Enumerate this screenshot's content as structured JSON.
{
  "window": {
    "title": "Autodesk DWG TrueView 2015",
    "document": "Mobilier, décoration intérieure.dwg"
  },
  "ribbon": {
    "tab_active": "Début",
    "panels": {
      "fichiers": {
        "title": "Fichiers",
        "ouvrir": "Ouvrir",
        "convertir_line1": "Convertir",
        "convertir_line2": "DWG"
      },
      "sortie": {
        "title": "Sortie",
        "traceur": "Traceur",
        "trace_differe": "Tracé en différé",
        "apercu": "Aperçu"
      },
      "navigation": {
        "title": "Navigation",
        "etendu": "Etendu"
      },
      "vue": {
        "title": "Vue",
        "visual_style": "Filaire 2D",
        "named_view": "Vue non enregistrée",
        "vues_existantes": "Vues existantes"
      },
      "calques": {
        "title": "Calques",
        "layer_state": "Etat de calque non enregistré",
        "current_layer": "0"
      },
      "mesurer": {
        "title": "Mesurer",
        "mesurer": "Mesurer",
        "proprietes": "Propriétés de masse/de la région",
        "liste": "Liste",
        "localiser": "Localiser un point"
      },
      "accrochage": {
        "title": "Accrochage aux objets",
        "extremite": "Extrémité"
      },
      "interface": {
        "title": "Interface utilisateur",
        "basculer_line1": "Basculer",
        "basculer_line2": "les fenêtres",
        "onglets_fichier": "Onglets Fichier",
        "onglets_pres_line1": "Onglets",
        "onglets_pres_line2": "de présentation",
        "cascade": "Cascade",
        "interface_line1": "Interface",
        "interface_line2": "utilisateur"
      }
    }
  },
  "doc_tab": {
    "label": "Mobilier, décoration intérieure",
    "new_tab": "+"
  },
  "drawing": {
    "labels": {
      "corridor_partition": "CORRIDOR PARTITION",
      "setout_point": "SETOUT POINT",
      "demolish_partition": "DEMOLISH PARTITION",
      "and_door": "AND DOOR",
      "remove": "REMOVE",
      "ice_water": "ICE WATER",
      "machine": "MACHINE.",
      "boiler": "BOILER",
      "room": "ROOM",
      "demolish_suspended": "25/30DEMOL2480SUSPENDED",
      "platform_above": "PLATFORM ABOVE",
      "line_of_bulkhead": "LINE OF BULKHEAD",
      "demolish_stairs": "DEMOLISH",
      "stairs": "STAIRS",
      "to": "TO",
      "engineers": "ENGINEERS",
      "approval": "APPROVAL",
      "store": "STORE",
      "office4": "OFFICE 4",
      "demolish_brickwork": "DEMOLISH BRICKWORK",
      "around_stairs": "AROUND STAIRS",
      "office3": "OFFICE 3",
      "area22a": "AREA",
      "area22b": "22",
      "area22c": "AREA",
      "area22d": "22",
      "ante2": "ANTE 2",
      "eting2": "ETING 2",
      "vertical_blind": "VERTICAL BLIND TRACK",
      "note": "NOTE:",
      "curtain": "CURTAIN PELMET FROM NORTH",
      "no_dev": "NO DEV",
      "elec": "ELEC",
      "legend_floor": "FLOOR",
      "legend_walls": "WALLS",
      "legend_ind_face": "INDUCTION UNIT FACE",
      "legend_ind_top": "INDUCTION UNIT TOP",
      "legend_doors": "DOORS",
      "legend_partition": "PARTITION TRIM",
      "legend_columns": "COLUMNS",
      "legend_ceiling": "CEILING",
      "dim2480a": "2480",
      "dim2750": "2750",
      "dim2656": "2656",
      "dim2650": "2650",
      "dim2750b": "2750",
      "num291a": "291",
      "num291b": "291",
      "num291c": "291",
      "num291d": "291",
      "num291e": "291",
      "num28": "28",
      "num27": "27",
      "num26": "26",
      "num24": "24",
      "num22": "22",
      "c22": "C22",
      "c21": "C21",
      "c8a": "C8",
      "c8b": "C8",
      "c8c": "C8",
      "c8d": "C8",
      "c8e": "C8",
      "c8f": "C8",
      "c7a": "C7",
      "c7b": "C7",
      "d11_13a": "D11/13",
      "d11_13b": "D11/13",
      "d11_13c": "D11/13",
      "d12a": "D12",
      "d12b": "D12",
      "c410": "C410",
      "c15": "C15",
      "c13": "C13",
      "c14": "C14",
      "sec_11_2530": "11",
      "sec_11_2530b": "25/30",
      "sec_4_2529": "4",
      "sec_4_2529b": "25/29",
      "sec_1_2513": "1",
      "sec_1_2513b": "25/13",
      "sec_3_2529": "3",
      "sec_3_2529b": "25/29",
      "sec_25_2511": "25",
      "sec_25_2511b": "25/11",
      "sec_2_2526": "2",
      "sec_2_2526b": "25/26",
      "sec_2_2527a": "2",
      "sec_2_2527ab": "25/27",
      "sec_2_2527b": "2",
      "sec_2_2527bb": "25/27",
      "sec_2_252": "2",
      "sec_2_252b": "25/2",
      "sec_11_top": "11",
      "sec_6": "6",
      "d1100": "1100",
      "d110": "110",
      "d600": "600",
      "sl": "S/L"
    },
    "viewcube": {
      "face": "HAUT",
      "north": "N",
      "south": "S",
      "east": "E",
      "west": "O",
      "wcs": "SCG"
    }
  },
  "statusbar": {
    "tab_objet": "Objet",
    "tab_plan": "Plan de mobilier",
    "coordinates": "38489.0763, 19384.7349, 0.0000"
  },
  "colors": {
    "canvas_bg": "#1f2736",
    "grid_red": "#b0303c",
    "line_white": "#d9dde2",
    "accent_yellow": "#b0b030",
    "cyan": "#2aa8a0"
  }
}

### Task description:
From the listing above, copy every line that holds the string "title".

### Output for this task:
    "title": "Autodesk DWG TrueView 2015",
        "title": "Fichiers",
        "title": "Sortie",
        "title": "Navigation",
        "title": "Vue",
        "title": "Calques",
        "title": "Mesurer",
        "title": "Accrochage aux objets",
        "title": "Interface utilisateur",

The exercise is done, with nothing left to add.